>> BEGIN

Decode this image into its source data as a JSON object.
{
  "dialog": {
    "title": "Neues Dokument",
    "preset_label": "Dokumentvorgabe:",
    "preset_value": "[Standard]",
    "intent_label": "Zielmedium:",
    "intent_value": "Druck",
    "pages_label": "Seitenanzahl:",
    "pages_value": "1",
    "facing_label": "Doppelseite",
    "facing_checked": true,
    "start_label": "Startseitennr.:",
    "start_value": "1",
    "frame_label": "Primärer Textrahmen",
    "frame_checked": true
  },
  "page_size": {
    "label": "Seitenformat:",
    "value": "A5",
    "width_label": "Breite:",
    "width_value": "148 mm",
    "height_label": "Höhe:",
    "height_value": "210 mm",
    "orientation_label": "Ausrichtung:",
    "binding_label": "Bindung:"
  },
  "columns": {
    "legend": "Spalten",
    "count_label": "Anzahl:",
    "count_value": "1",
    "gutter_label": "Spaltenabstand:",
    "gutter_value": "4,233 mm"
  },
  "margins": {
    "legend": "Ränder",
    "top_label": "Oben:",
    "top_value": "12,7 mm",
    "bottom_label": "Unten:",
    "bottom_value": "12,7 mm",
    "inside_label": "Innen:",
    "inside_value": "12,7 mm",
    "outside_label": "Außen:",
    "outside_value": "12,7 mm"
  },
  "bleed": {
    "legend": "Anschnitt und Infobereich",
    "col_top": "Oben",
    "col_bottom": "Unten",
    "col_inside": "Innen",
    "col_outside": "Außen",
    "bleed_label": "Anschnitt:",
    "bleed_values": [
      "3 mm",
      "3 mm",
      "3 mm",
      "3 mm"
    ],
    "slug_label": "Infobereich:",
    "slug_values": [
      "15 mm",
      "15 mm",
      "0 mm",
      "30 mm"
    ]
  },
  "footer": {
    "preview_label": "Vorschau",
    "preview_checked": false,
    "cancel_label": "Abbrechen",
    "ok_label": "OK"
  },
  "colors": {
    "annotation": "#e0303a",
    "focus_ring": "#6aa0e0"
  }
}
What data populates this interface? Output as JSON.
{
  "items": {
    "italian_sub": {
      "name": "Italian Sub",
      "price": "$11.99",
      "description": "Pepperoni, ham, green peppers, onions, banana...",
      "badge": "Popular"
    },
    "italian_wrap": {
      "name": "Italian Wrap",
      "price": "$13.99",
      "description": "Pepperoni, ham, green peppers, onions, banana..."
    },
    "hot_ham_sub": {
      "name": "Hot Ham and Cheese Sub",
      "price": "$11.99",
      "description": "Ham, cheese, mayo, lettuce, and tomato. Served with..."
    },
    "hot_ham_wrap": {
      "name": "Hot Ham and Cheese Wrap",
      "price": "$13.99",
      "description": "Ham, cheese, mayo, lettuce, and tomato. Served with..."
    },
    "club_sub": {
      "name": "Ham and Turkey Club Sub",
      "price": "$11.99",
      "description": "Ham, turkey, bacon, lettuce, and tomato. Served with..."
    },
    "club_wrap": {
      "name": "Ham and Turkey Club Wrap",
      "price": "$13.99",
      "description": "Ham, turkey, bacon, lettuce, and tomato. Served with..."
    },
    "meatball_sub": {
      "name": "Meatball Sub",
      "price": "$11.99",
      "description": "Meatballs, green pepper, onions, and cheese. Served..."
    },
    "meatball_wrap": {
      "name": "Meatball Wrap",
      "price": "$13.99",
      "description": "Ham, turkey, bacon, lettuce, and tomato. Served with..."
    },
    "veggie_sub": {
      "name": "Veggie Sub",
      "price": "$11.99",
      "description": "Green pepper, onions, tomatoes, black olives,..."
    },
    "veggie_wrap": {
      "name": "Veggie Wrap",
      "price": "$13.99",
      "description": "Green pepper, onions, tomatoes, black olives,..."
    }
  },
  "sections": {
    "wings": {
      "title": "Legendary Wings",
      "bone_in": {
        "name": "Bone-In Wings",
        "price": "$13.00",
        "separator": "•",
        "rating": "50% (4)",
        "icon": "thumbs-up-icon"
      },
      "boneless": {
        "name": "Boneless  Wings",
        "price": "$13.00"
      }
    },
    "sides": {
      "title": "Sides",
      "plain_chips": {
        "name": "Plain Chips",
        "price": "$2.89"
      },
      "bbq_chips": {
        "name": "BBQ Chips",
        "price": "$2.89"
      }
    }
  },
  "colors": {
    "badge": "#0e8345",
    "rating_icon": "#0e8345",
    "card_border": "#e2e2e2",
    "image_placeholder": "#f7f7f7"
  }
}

>> END

To do: Using the listing above, list every line in which the string "Anschnitt" occurs.

Full solution:
    "legend": "Anschnitt und Infobereich",
    "bleed_label": "Anschnitt:",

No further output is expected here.